--- start of Listed entries ---

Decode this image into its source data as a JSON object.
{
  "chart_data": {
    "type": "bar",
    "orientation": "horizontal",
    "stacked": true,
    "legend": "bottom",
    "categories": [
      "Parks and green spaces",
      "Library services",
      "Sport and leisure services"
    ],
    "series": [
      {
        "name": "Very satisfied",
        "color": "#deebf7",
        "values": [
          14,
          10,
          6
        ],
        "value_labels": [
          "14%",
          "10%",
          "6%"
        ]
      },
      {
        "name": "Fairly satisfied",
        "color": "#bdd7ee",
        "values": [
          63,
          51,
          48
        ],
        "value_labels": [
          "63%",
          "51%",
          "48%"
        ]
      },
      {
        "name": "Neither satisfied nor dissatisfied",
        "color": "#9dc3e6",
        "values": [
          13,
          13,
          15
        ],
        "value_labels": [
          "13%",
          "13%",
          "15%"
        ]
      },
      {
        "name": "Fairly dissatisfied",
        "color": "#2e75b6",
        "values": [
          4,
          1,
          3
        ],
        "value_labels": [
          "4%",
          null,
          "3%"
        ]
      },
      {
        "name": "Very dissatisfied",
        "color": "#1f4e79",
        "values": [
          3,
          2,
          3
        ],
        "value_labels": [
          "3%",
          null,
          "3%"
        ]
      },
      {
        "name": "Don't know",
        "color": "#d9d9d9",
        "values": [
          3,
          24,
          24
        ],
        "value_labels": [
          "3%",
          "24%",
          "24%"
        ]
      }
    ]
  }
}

--- end of Listed entries ---
--- start of Listed entries ---

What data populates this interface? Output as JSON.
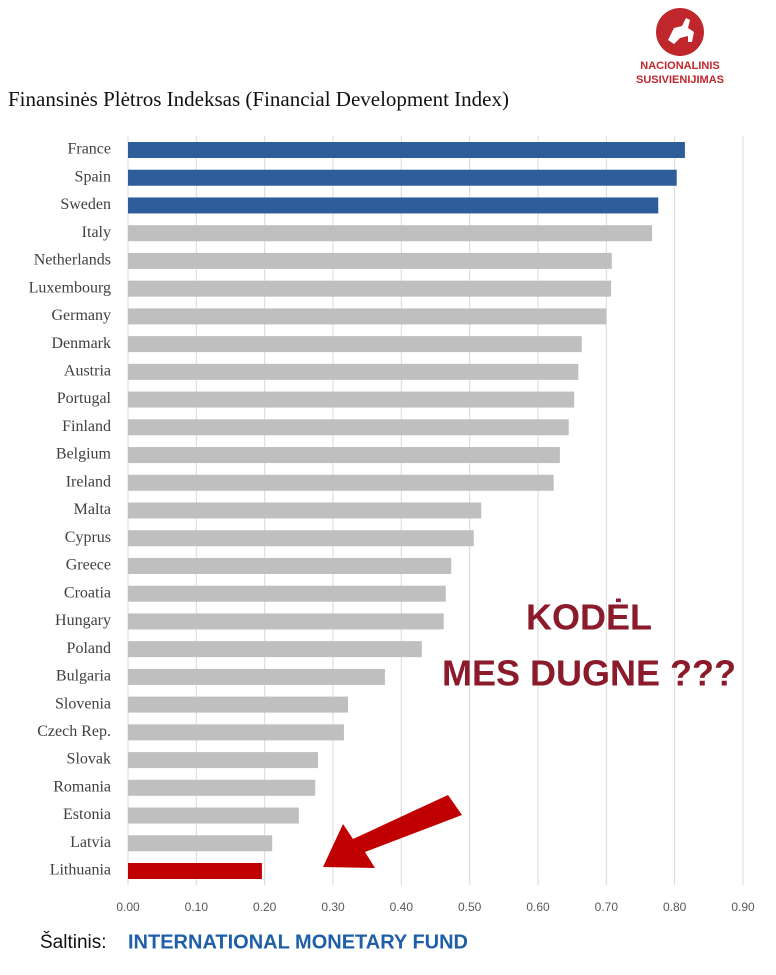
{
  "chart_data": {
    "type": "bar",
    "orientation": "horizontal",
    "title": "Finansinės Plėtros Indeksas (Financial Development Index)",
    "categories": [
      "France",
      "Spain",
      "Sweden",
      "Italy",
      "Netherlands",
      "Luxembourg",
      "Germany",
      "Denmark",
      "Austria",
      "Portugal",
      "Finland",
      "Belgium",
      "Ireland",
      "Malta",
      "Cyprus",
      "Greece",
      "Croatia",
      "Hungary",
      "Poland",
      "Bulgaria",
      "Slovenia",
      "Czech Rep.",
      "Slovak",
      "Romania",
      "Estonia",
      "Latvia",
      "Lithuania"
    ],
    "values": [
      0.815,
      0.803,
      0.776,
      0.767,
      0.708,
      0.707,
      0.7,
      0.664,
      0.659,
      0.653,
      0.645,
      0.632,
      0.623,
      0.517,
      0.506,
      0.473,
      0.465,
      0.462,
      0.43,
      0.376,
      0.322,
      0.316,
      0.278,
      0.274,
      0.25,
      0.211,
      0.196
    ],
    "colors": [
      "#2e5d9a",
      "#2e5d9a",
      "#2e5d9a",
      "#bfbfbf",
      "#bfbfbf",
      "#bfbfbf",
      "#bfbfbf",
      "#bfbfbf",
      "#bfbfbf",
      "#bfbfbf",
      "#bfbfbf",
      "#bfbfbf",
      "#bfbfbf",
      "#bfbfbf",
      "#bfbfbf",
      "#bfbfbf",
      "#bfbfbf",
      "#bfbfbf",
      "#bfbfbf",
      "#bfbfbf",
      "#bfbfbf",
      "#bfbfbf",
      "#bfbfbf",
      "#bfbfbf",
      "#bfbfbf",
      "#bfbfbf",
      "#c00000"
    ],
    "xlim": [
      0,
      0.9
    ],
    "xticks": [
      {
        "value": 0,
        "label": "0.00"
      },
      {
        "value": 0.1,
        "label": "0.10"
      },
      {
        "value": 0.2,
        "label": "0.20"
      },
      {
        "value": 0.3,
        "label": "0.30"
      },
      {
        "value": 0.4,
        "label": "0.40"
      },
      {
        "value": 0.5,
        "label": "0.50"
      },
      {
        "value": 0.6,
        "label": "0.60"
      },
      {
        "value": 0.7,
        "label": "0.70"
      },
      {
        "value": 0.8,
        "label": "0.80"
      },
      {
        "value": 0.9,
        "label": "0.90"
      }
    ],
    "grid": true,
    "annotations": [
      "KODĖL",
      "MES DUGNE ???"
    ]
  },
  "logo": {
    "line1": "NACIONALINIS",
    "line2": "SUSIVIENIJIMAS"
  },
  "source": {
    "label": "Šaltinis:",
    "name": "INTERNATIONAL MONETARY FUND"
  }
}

--- end of Listed entries ---

→ Short task
Determine the number of lines in the entries above where the string "dissatisfied" appears. Answer with the number alone.

→ The result
3